- **Exercise description**
Extract each line containing the string "secure".

-- BEGIN Supplied records --

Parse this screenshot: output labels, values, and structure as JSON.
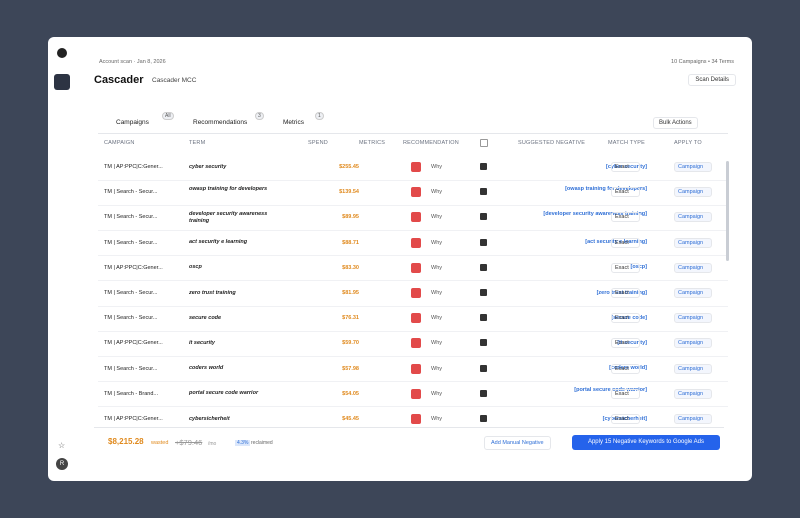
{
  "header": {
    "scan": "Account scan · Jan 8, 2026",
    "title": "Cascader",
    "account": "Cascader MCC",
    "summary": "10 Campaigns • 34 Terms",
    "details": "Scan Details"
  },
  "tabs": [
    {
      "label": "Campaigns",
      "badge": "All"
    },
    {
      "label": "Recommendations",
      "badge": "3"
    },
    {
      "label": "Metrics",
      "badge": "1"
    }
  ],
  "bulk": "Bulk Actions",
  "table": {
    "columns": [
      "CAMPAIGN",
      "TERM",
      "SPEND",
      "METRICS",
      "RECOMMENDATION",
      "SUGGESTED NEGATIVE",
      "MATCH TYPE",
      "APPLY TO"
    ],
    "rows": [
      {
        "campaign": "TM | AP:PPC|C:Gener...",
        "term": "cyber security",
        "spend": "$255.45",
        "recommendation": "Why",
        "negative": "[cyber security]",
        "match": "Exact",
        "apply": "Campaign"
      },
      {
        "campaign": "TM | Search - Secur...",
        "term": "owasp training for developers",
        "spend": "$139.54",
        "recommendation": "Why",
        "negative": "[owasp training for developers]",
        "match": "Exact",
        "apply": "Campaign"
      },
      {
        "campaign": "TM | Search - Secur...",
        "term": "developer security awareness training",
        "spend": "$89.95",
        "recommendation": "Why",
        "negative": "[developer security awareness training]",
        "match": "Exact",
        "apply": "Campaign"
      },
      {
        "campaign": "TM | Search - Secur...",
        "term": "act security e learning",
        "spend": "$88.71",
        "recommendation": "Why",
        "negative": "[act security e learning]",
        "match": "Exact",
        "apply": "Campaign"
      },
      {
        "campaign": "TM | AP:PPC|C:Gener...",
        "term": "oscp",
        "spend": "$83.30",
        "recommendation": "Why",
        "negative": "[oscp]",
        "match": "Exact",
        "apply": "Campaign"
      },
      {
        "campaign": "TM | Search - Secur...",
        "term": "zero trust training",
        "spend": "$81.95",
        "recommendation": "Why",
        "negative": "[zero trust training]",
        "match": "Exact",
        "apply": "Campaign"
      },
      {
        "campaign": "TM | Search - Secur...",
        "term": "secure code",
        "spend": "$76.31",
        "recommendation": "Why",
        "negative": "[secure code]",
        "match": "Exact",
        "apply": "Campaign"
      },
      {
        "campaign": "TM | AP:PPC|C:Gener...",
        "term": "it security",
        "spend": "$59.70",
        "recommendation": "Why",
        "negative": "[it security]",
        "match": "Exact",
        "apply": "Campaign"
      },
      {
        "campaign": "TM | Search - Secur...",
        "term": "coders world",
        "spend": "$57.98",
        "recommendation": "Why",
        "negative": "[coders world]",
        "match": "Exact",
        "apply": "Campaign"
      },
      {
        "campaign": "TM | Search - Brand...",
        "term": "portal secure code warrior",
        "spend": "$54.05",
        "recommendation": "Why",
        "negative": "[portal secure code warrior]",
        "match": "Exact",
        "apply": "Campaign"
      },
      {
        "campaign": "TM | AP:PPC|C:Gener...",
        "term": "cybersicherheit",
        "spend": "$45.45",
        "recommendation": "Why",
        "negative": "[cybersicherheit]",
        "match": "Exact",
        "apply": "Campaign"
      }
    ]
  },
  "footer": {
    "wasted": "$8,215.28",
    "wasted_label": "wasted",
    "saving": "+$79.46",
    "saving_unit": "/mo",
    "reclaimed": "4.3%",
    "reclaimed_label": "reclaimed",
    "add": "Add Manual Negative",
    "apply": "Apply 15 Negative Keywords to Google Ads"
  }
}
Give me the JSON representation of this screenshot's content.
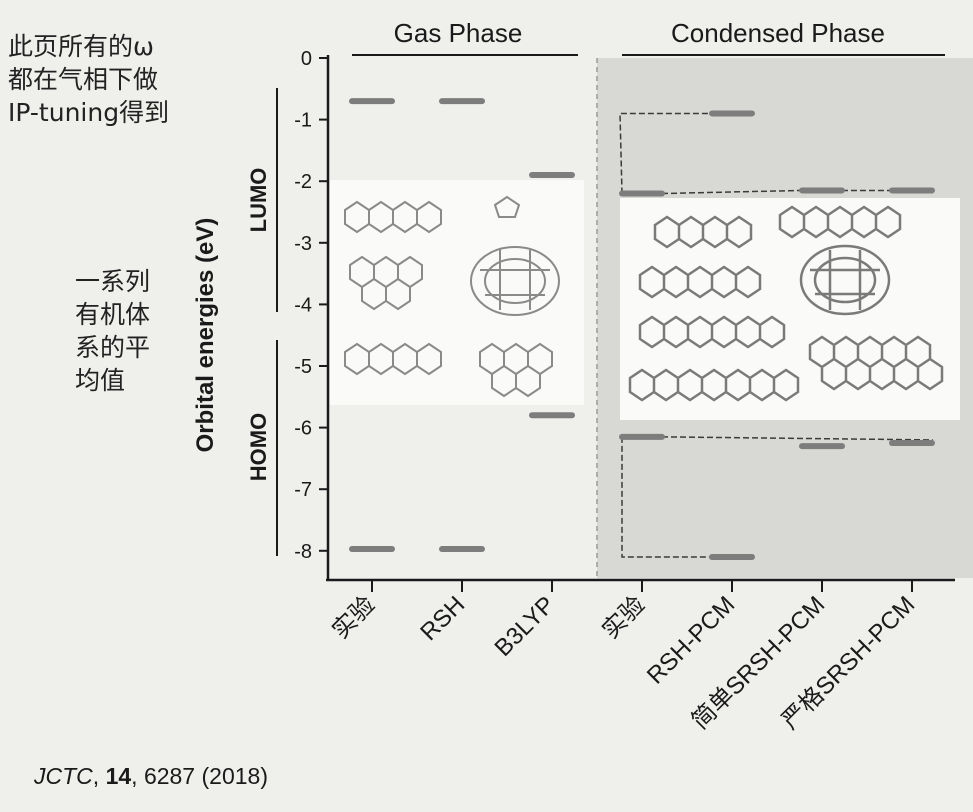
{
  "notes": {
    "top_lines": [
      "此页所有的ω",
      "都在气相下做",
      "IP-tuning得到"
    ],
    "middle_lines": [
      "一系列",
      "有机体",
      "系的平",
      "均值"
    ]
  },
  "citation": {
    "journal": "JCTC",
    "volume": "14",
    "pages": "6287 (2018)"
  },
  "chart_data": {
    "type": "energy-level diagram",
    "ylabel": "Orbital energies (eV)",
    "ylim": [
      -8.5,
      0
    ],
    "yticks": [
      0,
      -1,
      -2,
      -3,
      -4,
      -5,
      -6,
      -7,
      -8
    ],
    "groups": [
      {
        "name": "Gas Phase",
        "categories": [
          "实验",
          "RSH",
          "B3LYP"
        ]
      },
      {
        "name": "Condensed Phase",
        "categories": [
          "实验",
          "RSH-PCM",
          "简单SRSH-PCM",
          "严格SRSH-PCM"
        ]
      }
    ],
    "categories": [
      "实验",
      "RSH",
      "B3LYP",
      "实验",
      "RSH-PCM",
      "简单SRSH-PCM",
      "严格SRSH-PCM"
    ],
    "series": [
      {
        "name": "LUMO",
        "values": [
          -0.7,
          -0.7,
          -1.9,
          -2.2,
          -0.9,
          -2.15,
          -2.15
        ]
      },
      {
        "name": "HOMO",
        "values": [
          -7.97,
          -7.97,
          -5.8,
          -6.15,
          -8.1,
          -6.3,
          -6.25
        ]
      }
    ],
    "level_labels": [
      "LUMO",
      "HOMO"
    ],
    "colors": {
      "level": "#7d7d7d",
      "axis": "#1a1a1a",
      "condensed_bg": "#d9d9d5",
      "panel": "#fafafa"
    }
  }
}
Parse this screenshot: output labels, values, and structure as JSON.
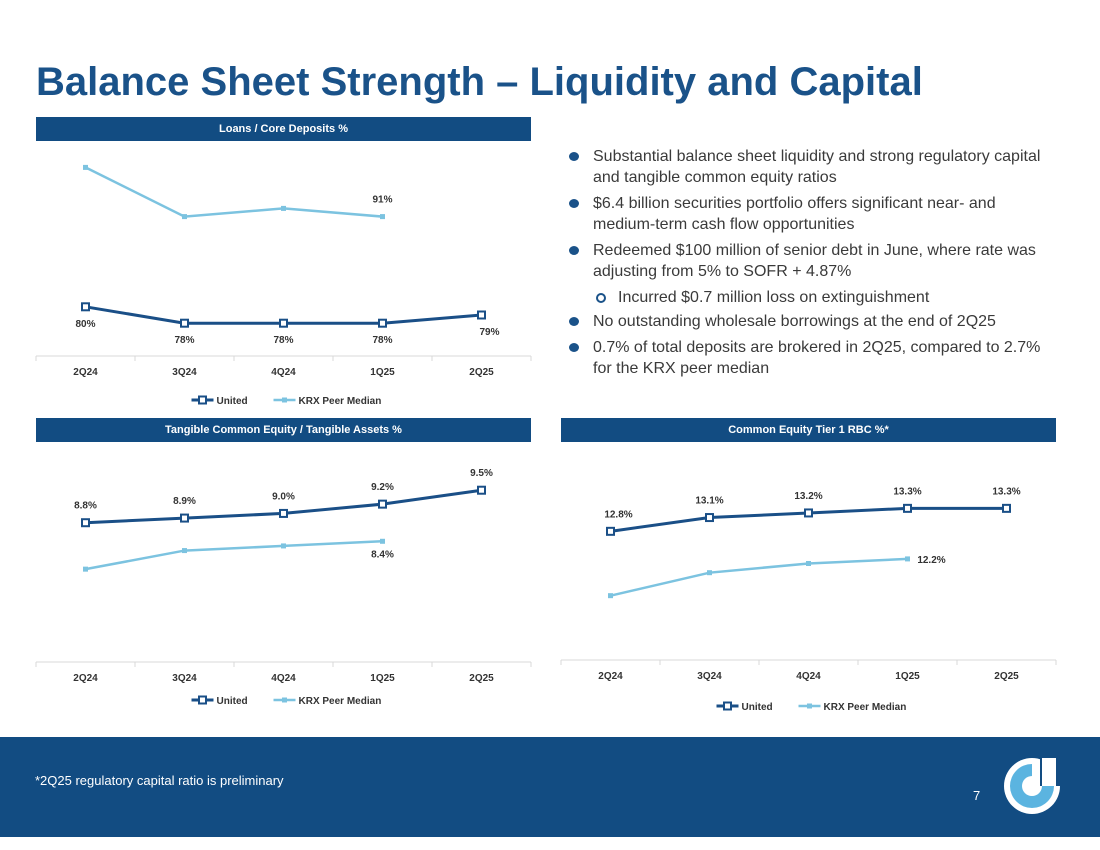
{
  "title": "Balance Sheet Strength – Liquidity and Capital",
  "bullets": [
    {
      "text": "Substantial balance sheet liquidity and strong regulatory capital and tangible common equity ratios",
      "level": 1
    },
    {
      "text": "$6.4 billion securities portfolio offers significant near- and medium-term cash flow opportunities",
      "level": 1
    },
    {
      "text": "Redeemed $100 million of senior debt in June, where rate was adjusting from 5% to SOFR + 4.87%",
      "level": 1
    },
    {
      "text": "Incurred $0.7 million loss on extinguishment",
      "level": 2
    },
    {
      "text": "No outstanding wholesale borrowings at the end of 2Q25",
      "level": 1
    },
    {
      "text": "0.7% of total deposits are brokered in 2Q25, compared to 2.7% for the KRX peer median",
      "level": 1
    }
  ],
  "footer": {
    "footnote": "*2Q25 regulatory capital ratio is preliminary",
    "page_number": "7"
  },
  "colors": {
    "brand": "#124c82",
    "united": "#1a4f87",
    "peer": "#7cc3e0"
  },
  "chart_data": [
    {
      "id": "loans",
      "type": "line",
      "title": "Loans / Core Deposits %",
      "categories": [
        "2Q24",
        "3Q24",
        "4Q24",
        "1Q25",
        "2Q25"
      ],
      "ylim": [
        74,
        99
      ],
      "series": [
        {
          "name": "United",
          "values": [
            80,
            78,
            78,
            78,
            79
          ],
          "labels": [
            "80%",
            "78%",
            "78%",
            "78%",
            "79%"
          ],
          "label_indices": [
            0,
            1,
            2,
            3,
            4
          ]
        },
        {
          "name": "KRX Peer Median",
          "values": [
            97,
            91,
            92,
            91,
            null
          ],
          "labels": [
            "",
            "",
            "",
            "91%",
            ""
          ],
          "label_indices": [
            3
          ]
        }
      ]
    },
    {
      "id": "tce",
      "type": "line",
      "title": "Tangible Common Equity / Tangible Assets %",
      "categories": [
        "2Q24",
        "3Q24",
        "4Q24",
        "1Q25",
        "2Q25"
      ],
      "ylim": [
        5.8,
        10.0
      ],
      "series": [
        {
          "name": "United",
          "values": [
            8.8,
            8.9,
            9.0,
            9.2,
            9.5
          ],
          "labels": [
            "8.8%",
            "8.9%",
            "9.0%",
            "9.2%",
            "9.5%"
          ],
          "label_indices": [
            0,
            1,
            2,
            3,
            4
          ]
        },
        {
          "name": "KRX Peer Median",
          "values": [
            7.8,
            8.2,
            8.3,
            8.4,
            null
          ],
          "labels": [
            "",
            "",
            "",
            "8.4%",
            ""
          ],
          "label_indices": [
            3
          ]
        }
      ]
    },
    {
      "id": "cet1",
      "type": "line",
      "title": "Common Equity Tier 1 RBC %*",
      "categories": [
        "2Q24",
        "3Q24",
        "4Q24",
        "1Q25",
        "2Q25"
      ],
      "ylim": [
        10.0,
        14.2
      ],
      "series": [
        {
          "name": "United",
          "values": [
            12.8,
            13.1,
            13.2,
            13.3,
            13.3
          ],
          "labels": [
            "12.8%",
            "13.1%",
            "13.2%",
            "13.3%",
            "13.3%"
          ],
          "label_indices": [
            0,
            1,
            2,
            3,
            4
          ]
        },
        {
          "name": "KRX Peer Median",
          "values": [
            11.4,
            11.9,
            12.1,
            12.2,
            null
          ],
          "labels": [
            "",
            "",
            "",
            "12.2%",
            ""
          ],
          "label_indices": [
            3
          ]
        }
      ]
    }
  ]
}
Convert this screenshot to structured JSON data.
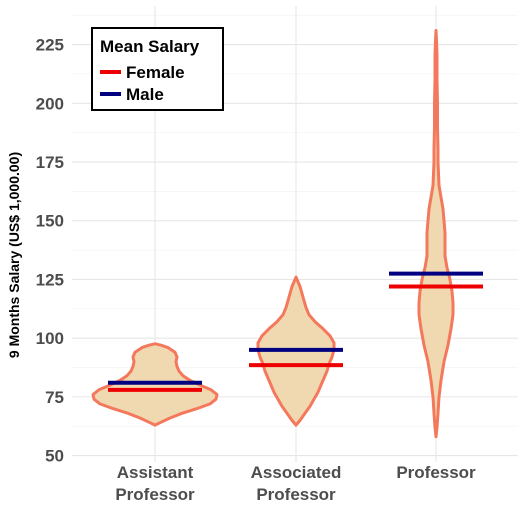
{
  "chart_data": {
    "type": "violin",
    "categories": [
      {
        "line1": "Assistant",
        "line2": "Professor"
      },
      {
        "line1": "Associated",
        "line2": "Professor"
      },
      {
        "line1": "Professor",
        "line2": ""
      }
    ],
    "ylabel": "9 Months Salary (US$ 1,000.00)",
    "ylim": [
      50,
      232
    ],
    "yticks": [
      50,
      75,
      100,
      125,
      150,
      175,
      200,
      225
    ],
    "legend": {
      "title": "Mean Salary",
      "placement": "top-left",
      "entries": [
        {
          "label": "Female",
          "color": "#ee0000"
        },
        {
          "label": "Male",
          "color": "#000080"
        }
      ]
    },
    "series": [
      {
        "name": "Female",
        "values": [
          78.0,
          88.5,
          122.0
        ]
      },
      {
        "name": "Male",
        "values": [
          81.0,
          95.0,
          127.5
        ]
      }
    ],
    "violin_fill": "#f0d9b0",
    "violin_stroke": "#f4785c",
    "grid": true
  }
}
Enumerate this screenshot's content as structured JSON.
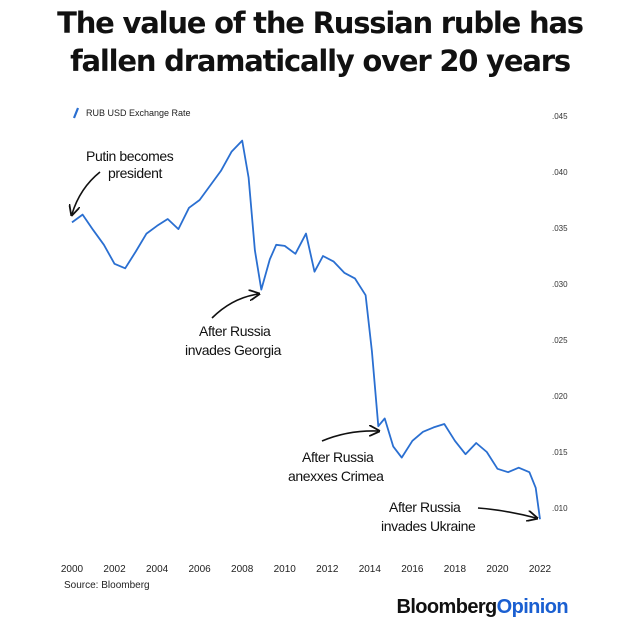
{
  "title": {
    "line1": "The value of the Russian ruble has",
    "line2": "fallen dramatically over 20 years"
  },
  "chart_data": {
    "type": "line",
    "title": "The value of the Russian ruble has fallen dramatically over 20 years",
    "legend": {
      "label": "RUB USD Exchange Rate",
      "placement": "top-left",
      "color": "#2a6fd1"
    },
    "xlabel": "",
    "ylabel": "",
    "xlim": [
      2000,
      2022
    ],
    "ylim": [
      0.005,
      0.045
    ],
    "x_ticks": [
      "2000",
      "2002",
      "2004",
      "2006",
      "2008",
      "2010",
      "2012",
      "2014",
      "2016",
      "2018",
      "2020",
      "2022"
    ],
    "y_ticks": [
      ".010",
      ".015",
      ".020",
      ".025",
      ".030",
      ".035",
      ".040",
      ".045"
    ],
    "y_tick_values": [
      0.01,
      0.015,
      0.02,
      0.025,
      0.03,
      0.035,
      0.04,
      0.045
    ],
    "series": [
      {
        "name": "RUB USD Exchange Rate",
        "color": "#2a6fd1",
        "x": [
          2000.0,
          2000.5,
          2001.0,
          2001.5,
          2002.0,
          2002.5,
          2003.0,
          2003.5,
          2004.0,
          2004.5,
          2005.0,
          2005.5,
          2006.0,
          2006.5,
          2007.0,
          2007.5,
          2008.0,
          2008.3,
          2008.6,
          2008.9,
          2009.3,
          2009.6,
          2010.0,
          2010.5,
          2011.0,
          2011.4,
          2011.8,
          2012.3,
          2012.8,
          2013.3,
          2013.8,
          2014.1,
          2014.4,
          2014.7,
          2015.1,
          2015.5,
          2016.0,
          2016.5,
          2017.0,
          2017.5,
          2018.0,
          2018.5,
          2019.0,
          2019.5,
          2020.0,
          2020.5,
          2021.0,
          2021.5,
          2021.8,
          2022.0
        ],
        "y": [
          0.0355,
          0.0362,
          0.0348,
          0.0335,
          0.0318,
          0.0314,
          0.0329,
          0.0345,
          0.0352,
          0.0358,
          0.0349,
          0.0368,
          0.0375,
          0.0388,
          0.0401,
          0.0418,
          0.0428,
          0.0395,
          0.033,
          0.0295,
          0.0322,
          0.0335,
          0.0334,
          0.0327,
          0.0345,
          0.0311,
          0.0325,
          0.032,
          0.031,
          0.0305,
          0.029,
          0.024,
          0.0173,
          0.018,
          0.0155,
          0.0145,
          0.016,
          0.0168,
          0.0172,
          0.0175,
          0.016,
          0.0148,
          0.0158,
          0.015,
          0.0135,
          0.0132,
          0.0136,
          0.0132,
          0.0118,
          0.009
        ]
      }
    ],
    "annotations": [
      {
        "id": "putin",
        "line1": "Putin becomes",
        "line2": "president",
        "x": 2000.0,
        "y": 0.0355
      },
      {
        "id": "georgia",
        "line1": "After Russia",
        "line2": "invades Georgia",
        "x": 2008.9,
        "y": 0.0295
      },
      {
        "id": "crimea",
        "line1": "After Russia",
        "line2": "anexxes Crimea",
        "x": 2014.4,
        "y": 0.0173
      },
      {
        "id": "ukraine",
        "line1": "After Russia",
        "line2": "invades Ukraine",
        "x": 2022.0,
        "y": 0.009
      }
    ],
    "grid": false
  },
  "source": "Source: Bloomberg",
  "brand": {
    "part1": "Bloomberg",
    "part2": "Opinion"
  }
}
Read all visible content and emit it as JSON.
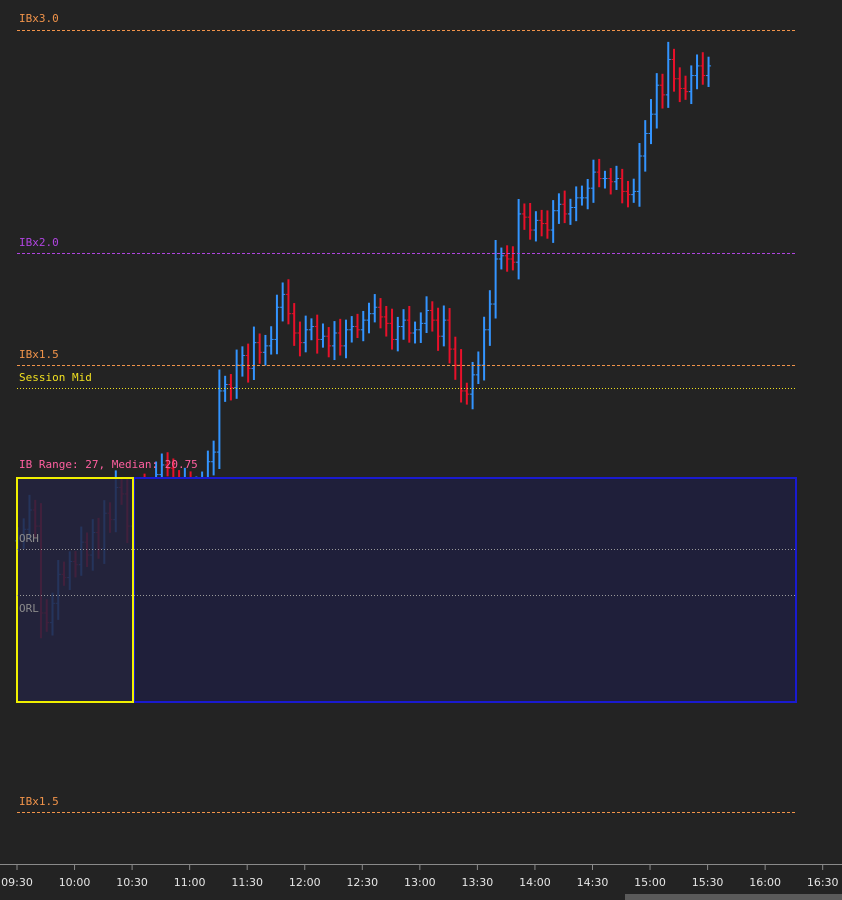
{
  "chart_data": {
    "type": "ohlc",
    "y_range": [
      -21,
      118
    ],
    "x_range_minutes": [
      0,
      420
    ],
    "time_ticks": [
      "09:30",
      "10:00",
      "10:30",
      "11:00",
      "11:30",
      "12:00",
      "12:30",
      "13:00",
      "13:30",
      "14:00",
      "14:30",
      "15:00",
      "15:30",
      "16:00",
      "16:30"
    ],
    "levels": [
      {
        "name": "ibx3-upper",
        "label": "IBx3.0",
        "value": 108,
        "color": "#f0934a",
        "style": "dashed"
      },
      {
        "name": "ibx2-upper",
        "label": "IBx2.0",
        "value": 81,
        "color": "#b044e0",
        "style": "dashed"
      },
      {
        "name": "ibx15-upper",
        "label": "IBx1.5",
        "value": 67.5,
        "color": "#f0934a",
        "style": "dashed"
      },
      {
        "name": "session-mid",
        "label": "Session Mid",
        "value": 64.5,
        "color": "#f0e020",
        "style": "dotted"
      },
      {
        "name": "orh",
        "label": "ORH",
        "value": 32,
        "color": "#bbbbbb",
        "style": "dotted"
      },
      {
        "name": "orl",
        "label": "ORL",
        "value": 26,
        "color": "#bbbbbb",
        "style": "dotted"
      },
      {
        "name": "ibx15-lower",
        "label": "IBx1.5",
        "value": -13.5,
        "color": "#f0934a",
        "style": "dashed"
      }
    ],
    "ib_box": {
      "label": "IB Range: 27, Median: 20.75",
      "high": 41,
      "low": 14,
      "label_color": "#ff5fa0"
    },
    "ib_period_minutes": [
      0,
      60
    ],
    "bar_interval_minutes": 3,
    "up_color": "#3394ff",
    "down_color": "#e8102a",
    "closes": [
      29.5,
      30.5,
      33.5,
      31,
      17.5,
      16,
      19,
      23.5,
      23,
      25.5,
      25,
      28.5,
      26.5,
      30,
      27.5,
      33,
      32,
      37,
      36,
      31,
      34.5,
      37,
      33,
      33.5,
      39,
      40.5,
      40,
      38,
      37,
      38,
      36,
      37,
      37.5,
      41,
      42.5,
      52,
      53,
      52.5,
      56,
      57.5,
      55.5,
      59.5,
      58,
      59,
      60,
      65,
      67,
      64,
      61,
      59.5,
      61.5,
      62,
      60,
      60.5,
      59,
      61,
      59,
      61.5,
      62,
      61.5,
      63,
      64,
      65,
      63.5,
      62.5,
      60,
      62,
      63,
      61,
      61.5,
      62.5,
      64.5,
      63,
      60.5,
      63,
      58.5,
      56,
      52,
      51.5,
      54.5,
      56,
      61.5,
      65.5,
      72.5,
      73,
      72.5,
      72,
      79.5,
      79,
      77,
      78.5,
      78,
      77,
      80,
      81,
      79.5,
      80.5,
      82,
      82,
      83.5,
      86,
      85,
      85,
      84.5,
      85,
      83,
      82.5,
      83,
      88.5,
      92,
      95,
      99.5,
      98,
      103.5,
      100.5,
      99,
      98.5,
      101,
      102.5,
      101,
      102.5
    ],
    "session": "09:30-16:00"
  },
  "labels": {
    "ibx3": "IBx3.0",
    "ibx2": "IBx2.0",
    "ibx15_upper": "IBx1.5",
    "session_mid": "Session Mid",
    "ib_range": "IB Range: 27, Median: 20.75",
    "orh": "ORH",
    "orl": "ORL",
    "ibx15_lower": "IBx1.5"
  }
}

-- END Supplied records --

- **Task result**
        "term": "secure code",
        "negative": "[secure code]",
        "term": "portal secure code warrior",
        "negative": "[portal secure code warrior]",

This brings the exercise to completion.